## START

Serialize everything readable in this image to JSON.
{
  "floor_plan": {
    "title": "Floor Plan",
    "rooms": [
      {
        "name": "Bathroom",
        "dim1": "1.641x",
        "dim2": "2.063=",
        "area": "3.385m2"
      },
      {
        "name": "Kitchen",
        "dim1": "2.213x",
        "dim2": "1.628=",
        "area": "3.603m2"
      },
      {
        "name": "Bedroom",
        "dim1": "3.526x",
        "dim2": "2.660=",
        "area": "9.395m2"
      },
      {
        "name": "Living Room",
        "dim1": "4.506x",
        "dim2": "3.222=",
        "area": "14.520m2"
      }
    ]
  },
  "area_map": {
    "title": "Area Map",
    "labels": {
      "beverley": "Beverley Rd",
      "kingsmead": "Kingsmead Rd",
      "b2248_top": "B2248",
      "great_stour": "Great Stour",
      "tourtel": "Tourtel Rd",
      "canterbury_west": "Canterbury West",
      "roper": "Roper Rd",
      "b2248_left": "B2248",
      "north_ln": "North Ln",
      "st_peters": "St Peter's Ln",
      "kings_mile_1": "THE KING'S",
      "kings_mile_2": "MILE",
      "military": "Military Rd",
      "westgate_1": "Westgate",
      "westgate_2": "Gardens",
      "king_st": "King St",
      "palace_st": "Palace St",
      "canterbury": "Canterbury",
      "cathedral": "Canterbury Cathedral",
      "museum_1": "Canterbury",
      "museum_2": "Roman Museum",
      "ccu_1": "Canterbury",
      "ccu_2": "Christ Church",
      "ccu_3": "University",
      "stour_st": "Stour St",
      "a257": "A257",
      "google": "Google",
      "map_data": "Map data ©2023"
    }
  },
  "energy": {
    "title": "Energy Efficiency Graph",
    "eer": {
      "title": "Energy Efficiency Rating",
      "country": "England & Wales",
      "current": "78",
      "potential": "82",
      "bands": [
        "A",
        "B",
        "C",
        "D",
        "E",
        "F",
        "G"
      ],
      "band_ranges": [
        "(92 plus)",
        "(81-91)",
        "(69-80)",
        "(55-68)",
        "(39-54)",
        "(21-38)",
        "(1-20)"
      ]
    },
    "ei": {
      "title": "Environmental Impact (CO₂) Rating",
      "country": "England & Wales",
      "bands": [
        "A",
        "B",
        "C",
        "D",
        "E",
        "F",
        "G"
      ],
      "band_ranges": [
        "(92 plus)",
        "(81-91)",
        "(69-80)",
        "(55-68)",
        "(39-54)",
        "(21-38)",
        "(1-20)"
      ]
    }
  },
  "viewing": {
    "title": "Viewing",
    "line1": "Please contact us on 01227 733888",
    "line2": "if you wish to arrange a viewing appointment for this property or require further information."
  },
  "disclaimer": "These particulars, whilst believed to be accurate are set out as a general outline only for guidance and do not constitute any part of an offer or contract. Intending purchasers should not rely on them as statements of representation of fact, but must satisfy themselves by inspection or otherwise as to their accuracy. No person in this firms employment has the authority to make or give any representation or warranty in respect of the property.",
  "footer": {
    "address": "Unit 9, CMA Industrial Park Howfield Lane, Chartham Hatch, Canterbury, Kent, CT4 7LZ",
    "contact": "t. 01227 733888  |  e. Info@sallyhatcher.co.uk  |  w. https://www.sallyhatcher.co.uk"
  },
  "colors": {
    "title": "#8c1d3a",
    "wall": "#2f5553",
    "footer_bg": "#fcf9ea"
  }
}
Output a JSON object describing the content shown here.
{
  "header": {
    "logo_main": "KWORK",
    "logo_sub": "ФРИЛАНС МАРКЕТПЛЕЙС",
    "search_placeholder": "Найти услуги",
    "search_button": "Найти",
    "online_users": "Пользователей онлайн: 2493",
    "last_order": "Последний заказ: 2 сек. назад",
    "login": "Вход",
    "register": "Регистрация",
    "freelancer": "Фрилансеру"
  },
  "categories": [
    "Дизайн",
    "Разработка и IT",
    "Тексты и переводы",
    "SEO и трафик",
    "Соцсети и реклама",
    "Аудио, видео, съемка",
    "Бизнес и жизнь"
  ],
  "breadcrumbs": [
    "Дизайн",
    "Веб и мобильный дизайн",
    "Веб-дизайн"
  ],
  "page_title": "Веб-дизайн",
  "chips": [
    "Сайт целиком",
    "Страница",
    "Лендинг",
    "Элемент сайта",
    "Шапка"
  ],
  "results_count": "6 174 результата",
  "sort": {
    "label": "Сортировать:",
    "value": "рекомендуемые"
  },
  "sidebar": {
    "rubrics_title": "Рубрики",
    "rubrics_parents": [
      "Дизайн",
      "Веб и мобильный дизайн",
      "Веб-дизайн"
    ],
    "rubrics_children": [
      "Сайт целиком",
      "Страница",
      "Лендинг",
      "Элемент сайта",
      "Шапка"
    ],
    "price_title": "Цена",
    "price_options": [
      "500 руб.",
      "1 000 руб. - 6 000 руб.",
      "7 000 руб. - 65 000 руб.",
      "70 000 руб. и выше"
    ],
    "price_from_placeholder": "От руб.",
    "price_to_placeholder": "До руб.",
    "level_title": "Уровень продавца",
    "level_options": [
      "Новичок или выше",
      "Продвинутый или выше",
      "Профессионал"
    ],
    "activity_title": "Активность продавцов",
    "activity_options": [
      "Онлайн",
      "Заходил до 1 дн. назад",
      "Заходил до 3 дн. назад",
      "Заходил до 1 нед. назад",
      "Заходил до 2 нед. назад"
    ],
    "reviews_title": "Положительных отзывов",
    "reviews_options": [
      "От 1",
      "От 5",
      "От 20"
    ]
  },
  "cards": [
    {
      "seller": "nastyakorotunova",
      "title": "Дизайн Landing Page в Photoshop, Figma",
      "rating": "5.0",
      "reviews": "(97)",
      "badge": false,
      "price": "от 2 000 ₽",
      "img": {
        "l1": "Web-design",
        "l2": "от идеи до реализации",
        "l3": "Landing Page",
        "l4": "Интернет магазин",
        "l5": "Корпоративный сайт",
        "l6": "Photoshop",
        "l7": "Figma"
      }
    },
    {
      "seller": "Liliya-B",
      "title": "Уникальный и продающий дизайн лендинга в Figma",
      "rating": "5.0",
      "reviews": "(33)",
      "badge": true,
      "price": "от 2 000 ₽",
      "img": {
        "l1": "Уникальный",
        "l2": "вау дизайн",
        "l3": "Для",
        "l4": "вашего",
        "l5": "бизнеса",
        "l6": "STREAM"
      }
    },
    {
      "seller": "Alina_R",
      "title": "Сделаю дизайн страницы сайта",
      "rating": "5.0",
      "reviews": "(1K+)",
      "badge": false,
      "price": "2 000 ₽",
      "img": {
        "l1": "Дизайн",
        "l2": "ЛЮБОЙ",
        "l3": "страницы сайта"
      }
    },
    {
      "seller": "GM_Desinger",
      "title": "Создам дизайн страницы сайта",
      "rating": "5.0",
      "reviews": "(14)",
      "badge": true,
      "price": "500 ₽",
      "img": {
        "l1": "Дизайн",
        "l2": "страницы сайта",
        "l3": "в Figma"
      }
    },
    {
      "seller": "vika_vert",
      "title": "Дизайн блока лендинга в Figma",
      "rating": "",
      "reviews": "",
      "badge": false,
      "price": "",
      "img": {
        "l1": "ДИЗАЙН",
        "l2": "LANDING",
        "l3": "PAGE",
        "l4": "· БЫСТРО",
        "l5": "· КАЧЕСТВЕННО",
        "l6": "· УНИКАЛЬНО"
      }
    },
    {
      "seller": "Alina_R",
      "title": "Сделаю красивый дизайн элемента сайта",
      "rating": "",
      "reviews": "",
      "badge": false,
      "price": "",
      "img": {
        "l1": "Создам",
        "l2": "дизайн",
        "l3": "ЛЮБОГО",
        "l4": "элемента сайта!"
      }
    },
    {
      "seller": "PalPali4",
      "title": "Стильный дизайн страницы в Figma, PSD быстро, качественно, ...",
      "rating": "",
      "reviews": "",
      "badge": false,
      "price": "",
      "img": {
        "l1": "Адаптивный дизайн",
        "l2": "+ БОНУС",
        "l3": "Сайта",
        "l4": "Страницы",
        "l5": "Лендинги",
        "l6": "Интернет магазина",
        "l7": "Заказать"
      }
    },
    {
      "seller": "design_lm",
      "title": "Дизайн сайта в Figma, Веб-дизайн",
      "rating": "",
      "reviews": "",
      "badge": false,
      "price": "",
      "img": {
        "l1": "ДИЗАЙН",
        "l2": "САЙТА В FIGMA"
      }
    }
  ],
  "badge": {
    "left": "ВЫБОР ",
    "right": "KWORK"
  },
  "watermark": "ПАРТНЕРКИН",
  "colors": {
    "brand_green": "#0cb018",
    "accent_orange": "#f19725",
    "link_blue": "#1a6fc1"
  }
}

## END

Stated problem:
Go through the listing above and locate each line that holds the word "Efficiency". Copy those lines.

Output for this task:
    "title": "Energy Efficiency Graph",
      "title": "Energy Efficiency Rating",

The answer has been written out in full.